=== KUTIPAN TEKS ===
Masuknya Jepang ke Indonesia dan adanya
perang kemerdekaan Indonesia menyebab RUU Perencanaan Wilayah Perkotaan di Jawa baru disahkan pada tahun 1948 dengan nama Stadsvorming Ordonantie, Stb 1948/168 (SVO, atau Ordonansi Pembentukan Kota), yang kemudian diikuti dengan peraturan pelaksananya yaitu Stadsvormingverordening, Stb 1949/40 (SVV atau Peraturan Pembentukan Kota). * SVO DAN SVV diterbitkan untuk mempercepat pembangunan kembali wilayah-wilayah yang hancur akibat peperangan dan pada mulanya diperuntukkan bagi 15 kota, yakni Batavia, Tegal, Pekalongan, Semarang, Salatiga, Surabaya, Malang, Padang, Palembang, Banjarmasin, Cilacap, Tanggerang, Bekasi, Kebayoran dan Pasar Minggu.
===
» BUTIR TUGAS 1
Kutip persis bagian teks tentang perencanaan kota ini, mulai dari "Masuknya Jepang ke" sampai dengan "dan Pasar Minggu.".
» BUTIR TUGAS 2
Menurut teks tentang perencanaan kota ini, untuk apa SVO dan SVV diterbitkan? Jawab dalam satu sampai tiga kalimat.
Data di bawah ini diambil dari sumber yang berbeda.
=== ENTRI HASIL EKSTRAKSI ===
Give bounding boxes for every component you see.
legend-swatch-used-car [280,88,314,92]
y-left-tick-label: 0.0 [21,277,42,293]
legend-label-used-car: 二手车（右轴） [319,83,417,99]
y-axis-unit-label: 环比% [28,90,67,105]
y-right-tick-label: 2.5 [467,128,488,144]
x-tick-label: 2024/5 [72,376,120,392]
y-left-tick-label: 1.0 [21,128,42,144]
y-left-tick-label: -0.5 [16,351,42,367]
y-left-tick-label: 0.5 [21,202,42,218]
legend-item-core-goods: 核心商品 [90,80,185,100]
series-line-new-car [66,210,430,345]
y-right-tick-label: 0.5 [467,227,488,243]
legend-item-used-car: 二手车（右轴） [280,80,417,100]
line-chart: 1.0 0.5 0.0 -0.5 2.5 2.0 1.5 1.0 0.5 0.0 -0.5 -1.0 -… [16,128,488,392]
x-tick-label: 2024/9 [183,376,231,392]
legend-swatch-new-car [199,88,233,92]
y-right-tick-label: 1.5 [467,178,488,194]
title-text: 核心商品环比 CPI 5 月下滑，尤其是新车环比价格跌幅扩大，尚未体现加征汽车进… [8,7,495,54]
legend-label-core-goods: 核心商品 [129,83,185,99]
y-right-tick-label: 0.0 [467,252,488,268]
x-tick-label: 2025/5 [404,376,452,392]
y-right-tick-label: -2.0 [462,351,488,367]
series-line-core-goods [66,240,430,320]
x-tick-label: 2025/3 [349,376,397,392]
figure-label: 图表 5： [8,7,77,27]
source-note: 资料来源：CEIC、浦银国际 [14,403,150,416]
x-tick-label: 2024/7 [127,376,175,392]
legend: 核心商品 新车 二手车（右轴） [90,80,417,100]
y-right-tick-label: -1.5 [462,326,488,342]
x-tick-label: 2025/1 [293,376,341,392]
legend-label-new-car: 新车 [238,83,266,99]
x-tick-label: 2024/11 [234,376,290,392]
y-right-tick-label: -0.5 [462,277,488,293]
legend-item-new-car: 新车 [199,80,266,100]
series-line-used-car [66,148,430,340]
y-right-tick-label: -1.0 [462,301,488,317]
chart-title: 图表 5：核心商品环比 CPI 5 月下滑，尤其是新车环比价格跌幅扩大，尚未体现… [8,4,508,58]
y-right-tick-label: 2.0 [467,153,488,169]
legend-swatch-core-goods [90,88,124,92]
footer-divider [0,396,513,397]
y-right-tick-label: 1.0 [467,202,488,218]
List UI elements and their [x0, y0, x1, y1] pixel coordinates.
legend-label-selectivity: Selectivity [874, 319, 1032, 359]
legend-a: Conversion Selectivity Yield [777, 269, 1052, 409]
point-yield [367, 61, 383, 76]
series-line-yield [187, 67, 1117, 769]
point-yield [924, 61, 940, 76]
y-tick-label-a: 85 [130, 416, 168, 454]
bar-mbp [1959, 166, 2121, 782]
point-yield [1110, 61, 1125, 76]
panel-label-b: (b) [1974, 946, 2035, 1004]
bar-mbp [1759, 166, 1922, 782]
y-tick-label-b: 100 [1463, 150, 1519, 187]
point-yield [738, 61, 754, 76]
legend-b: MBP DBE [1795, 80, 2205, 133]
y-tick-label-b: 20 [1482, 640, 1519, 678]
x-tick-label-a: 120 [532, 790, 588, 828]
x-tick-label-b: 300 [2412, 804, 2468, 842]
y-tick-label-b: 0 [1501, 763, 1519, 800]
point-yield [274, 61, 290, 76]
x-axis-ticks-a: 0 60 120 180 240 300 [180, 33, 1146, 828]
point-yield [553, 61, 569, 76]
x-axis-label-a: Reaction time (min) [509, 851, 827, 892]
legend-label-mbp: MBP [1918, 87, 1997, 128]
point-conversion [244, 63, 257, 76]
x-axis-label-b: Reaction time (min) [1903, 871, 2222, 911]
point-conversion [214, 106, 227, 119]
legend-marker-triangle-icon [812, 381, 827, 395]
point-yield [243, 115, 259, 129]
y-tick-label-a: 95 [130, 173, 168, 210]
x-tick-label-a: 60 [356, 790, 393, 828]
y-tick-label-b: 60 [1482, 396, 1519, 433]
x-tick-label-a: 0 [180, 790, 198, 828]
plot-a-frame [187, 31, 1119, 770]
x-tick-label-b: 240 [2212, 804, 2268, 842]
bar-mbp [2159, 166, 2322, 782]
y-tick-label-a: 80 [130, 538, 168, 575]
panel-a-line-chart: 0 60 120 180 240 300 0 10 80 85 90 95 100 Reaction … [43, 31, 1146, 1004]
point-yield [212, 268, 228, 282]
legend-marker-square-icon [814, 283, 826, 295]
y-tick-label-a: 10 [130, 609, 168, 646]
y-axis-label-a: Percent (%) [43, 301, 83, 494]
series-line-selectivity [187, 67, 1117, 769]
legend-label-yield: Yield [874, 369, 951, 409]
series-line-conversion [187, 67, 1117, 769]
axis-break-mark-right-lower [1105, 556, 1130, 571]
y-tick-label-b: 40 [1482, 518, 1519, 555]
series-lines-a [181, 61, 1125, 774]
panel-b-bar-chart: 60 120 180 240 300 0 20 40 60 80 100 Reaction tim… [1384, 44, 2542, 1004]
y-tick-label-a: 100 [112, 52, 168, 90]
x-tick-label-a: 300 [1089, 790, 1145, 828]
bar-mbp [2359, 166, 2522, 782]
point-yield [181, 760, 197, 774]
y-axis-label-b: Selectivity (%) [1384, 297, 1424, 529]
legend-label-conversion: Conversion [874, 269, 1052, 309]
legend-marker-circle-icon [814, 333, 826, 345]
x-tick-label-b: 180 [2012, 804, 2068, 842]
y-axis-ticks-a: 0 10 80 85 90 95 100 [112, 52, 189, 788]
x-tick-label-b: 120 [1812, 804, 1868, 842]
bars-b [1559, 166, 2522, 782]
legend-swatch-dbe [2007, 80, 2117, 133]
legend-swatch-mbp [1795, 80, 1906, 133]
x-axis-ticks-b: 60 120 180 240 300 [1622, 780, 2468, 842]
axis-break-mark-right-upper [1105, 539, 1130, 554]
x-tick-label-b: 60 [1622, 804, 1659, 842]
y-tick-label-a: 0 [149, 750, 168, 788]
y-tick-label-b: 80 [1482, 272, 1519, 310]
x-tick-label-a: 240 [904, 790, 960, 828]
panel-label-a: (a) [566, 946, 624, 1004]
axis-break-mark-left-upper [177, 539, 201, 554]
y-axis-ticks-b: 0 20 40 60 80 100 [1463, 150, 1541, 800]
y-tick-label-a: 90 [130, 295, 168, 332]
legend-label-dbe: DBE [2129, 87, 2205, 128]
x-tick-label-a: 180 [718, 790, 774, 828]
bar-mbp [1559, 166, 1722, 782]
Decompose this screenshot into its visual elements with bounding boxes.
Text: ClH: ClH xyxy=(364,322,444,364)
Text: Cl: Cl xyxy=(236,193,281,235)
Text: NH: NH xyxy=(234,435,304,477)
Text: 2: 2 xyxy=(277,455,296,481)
===
» JAWABAN 1
Masuknya Jepang ke Indonesia dan adanya
perang kemerdekaan Indonesia menyebab RUU Perencanaan Wilayah Perkotaan di Jawa baru disahkan pada tahun 1948 dengan nama Stadsvorming Ordonantie, Stb 1948/168 (SVO, atau Ordonansi Pembentukan Kota), yang kemudian diikuti dengan peraturan pelaksananya yaitu Stadsvormingverordening, Stb 1949/40 (SVV atau Peraturan Pembentukan Kota). * SVO DAN SVV diterbitkan untuk mempercepat pembangunan kembali wilayah-wilayah yang hancur akibat peperangan dan pada mulanya diperuntukkan bagi 15 kota, yakni Batavia, Tegal, Pekalongan, Semarang, Salatiga, Surabaya, Malang, Padang, Palembang, Banjarmasin, Cilacap, Tanggerang, Bekasi, Kebayoran dan Pasar Minggu.

» JAWABAN 2
SVO dan SVV diterbitkan untuk mempercepat pembangunan kembali wilayah-wilayah yang hancur akibat peperangan.